[Data extract]
• • • • •

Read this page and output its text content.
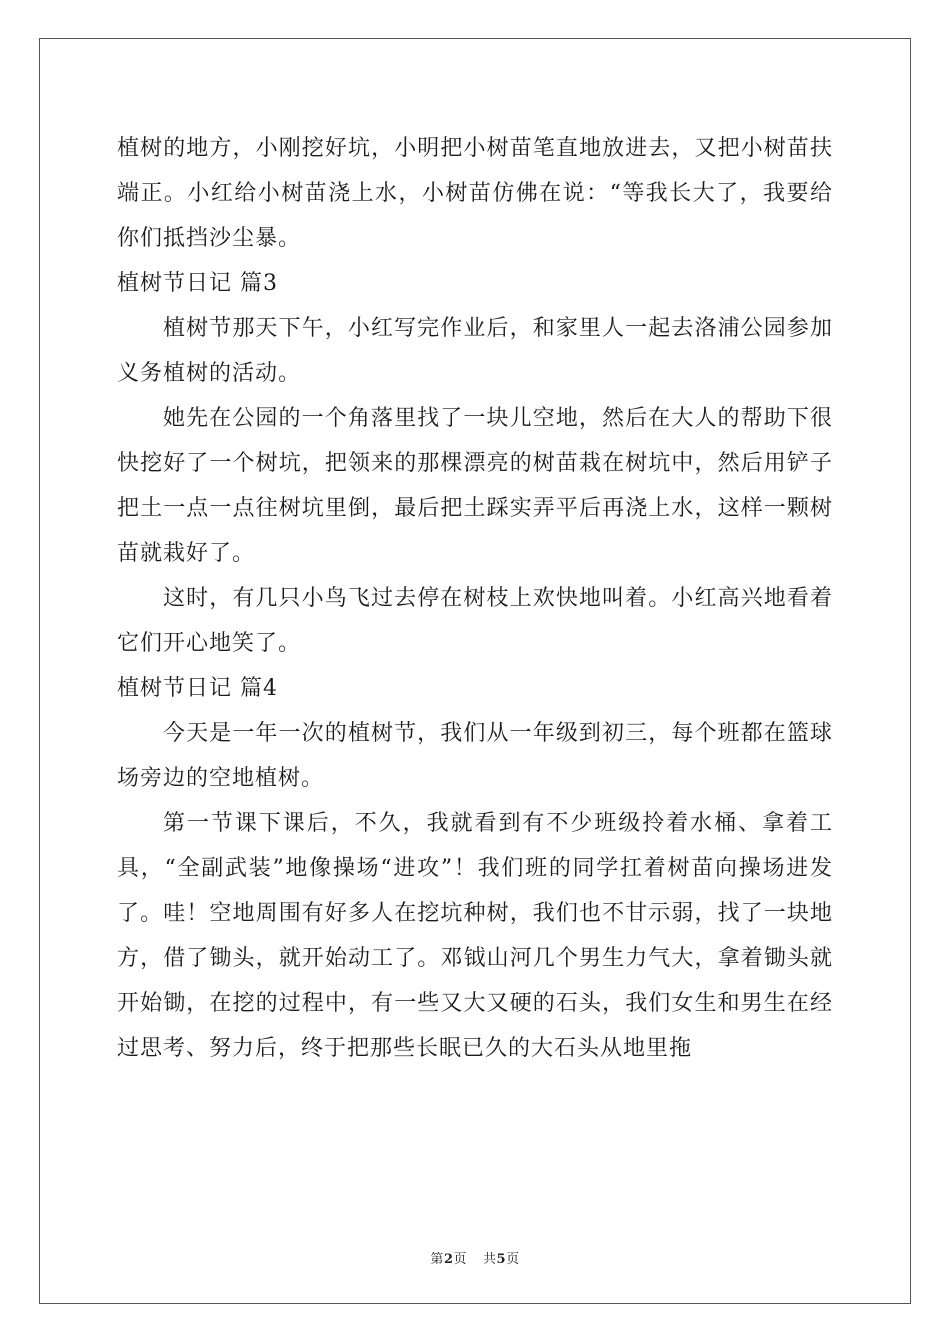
植树的地方，小刚挖好坑，小明把小树苗笔直地放进去，又把小树苗扶端正。小红给小树苗浇上水，小树苗仿佛在说：“等我长大了，我要给你们抵挡沙尘暴。

植树节日记 篇3

植树节那天下午，小红写完作业后，和家里人一起去洛浦公园参加义务植树的活动。

她先在公园的一个角落里找了一块儿空地，然后在大人的帮助下很快挖好了一个树坑，把领来的那棵漂亮的树苗栽在树坑中，然后用铲子把土一点一点往树坑里倒，最后把土踩实弄平后再浇上水，这样一颗树苗就栽好了。

这时，有几只小鸟飞过去停在树枝上欢快地叫着。小红高兴地看着它们开心地笑了。

植树节日记 篇4

今天是一年一次的植树节，我们从一年级到初三，每个班都在篮球场旁边的空地植树。

第一节课下课后，不久，我就看到有不少班级拎着水桶、拿着工具，“全副武装”地像操场“进攻”！我们班的同学扛着树苗向操场进发了。哇！空地周围有好多人在挖坑种树，我们也不甘示弱，找了一块地方，借了锄头，就开始动工了。邓钺山河几个男生力气大，拿着锄头就开始锄，在挖的过程中，有一些又大又硬的石头，我们女生和男生在经过思考、努力后，终于把那些长眠已久的大石头从地里拖

第2页 共5页
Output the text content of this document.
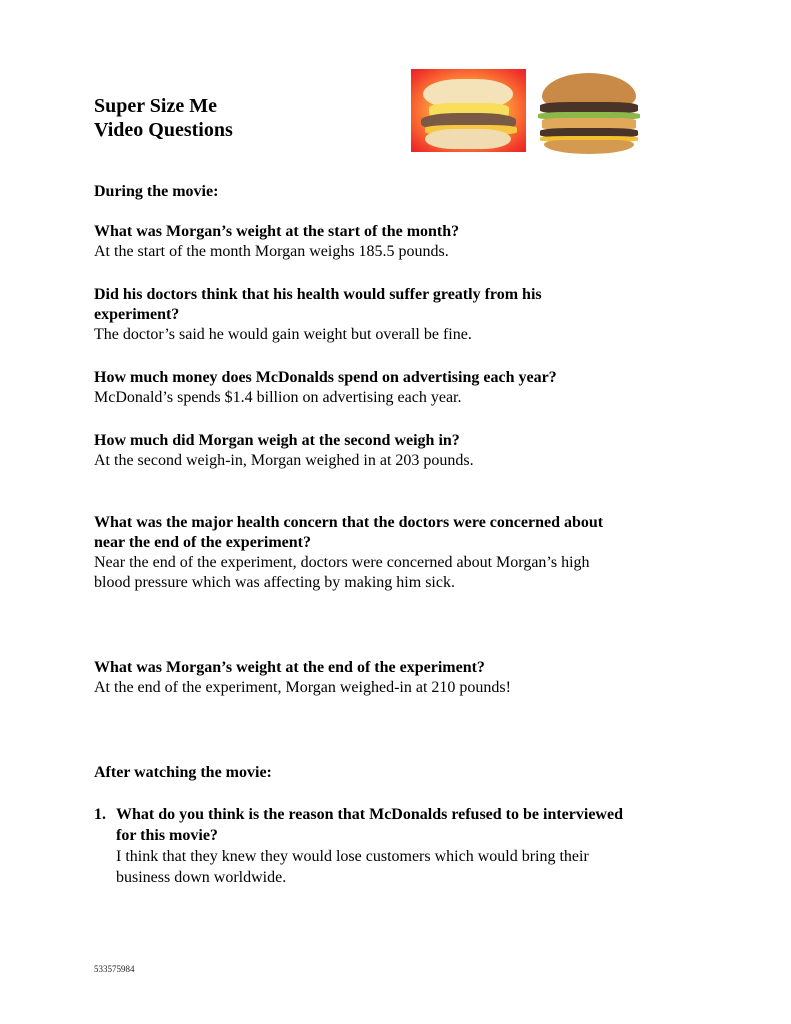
Super Size Me
Video Questions
During the movie:
What was Morgan’s weight at the start of the month?
At the start of the month Morgan weighs 185.5 pounds.
Did his doctors think that his health would suffer greatly from his
experiment?
The doctor’s said he would gain weight but overall be fine.
How much money does McDonalds spend on advertising each year?
McDonald’s spends $1.4 billion on advertising each year.
How much did Morgan weigh at the second weigh in?
At the second weigh-in, Morgan weighed in at 203 pounds.
What was the major health concern that the doctors were concerned about
near the end of the experiment?
Near the end of the experiment, doctors were concerned about Morgan’s high
blood pressure which was affecting by making him sick.
What was Morgan’s weight at the end of the experiment?
At the end of the experiment, Morgan weighed-in at 210 pounds!
After watching the movie:
1. What do you think is the reason that McDonalds refused to be interviewed
for this movie?
I think that they knew they would lose customers which would bring their
business down worldwide.
533575984
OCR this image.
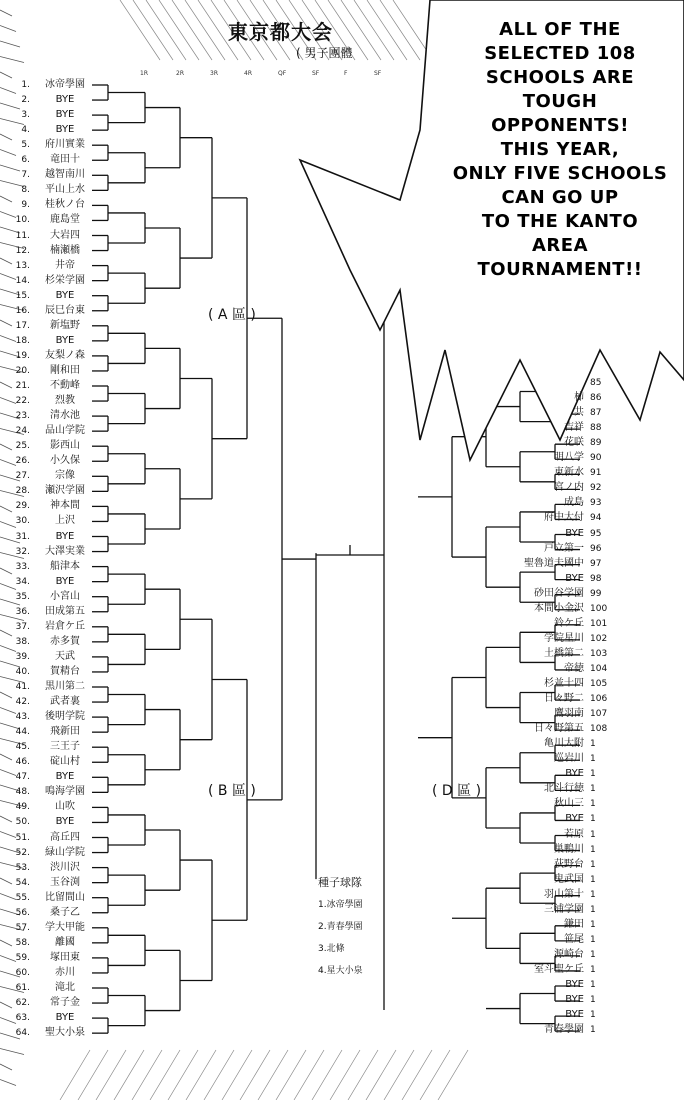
東京都大会
( 男子團體
1R	2R	3R	4R	QF	SF	F	SF
1. 冰帝學園
2.	BYE
3.	BYE
4.	BYE
5. 府川實業
6. 竜田十
7. 越智南川
8. 平山上水
9. 桂秋ノ台
10. 鹿島堂
11. 大岩四
12. 楠瀬橋
13.	井帝
14. 杉栄学園
15.	BYE
16. 辰巳台東
17. 新塩野
18.	BYE
19. 友梨ノ森
20. 剛和田
21. 不動峰
22.	烈教
23. 清水池
24. 品山学院
25. 影西山
26. 小久保
27.	宗像
28. 瀬沢学園
29. 神本間
30.	上沢
31.	BYE
32. 大澤実業
33. 船津本
34.	BYE
35. 小宮山
36. 田成第五
37. 岩倉ケ丘
38. 赤多賀
39.	天武
40. 賀精台
41. 黒川第二
42. 武者裏
43. 後明学院
44. 飛新田
45. 三王子
46. 碇山村
47.	BYE
48. 鳴海学園
49.	山吹
50.	BYE
51. 高丘四
52. 緑山学院
53. 渋川沢
54. 玉谷渕
55. 比留間山
56. 桑子乙
57. 学大甲能
58.	離國
59. 塚田東
60.	赤川
61.	滝北
62. 常子金
63.	BYE
64. 聖大小泉
85
柿 86
共 87
吉祥 88
花咲 89
明八学 90
東新水 91
宮ノ内 92
成島 93
府中大付 94
BYE 95
戸立第一 96
聖魯道夫國中 97
BYE 98
砂田谷学園 99
本間小金沢 100
鈴ケ丘 101
学院星川 102
土橋第二 103
帝徳 104
杉並十四 105
日々野二 106
鷹羽南 107
日々野第五 108
亀川大附 1
巡岩川 1
BYE 1
北斗行徳 1
秋山三 1
BYE 1
若原 1
巣鴨川 1
荻野台 1
鬼武国 1
羽山第十 1
三浦学園 1
鎌田 1
笹尾 1
源崎台 1
室斗聖ケ丘 1
BYE 1
BYE 1
BYE 1
青春學園 1
( A 區 )
( B 區 )	( D 區 )
種子球隊
1.冰帝學園
2.青春學園
3.北條
4.星大小泉
ALL OF THE
SELECTED 108
SCHOOLS ARE
TOUGH
OPPONENTS!
THIS YEAR,
ONLY FIVE SCHOOLS
CAN GO UP
TO THE KANTO
AREA
TOURNAMENT!!
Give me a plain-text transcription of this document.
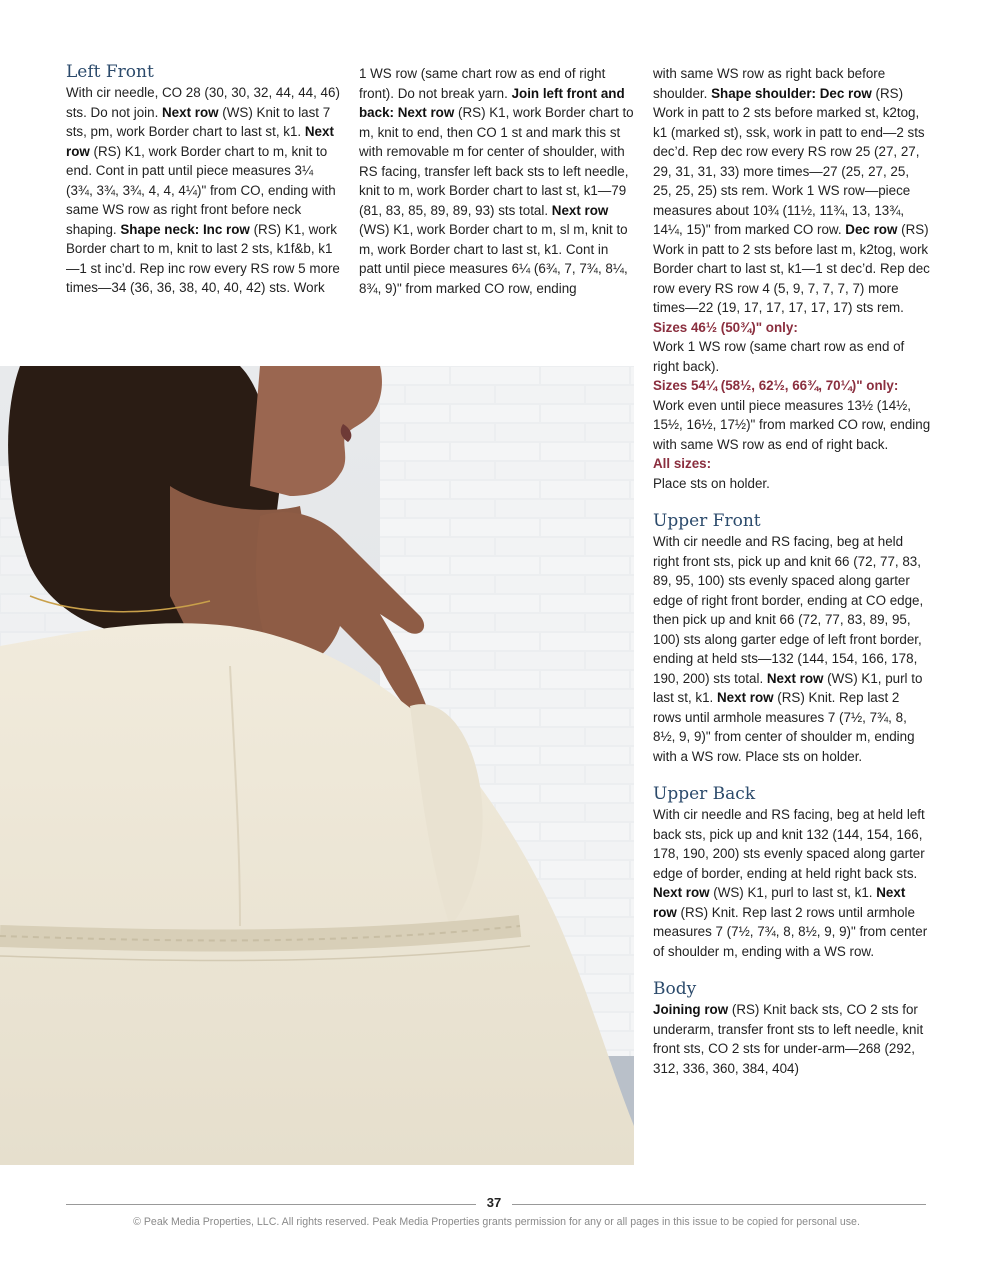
Left Front

With cir needle, CO 28 (30, 30, 32, 44, 44, 46) sts. Do not join. Next row (WS) Knit to last 7 sts, pm, work Border chart to last st, k1. Next row (RS) K1, work Border chart to m, knit to end. Cont in patt until piece measures 3¼ (3¾, 3¾, 3¾, 4, 4, 4¼)" from CO, ending with same WS row as right front before neck shaping. Shape neck: Inc row (RS) K1, work Border chart to m, knit to last 2 sts, k1f&b, k1—1 st inc’d. Rep inc row every RS row 5 more times—34 (36, 36, 38, 40, 40, 42) sts. Work

1 WS row (same chart row as end of right front). Do not break yarn. Join left front and back: Next row (RS) K1, work Border chart to m, knit to end, then CO 1 st and mark this st with removable m for center of shoulder, with RS facing, transfer left back sts to left needle, knit to m, work Border chart to last st, k1—79 (81, 83, 85, 89, 89, 93) sts total. Next row (WS) K1, work Border chart to m, sl m, knit to m, work Border chart to last st, k1. Cont in patt until piece measures 6¼ (6¾, 7, 7¾, 8¼, 8¾, 9)" from marked CO row, ending

with same WS row as right back before shoulder. Shape shoulder: Dec row (RS) Work in patt to 2 sts before marked st, k2tog, k1 (marked st), ssk, work in patt to end—2 sts dec’d. Rep dec row every RS row 25 (27, 27, 29, 31, 31, 33) more times—27 (25, 27, 25, 25, 25, 25) sts rem. Work 1 WS row—piece measures about 10¾ (11½, 11¾, 13, 13¾, 14¼, 15)" from marked CO row. Dec row (RS) Work in patt to 2 sts before last m, k2tog, work Border chart to last st, k1—1 st dec’d. Rep dec row every RS row 4 (5, 9, 7, 7, 7, 7) more times—22 (19, 17, 17, 17, 17, 17) sts rem.

Sizes 46½ (50¾)" only:

Work 1 WS row (same chart row as end of right back).

Sizes 54¼ (58½, 62½, 66¾, 70¼)" only:

Work even until piece measures 13½ (14½, 15½, 16½, 17½)" from marked CO row, ending with same WS row as end of right back.

All sizes:

Place sts on holder.

Upper Front

With cir needle and RS facing, beg at held right front sts, pick up and knit 66 (72, 77, 83, 89, 95, 100) sts evenly spaced along garter edge of right front border, ending at CO edge, then pick up and knit 66 (72, 77, 83, 89, 95, 100) sts along garter edge of left front border, ending at held sts—132 (144, 154, 166, 178, 190, 200) sts total. Next row (WS) K1, purl to last st, k1. Next row (RS) Knit. Rep last 2 rows until armhole measures 7 (7½, 7¾, 8, 8½, 9, 9)" from center of shoulder m, ending with a WS row. Place sts on holder.

Upper Back

With cir needle and RS facing, beg at held left back sts, pick up and knit 132 (144, 154, 166, 178, 190, 200) sts evenly spaced along garter edge of border, ending at held right back sts. Next row (WS) K1, purl to last st, k1. Next row (RS) Knit. Rep last 2 rows until armhole measures 7 (7½, 7¾, 8, 8½, 9, 9)" from center of shoulder m, ending with a WS row.

Body

Joining row (RS) Knit back sts, CO 2 sts for underarm, transfer front sts to left needle, knit front sts, CO 2 sts for under-arm—268 (292, 312, 336, 360, 384, 404)

37
© Peak Media Properties, LLC. All rights reserved. Peak Media Properties grants permission for any or all pages in this issue to be copied for personal use.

• • • • •

[Do this] Filter the records for lines holding the string "document". Copy each one.

[Exercise solution]
Output the text content of this document.
Give me a plain-text transcription of this document.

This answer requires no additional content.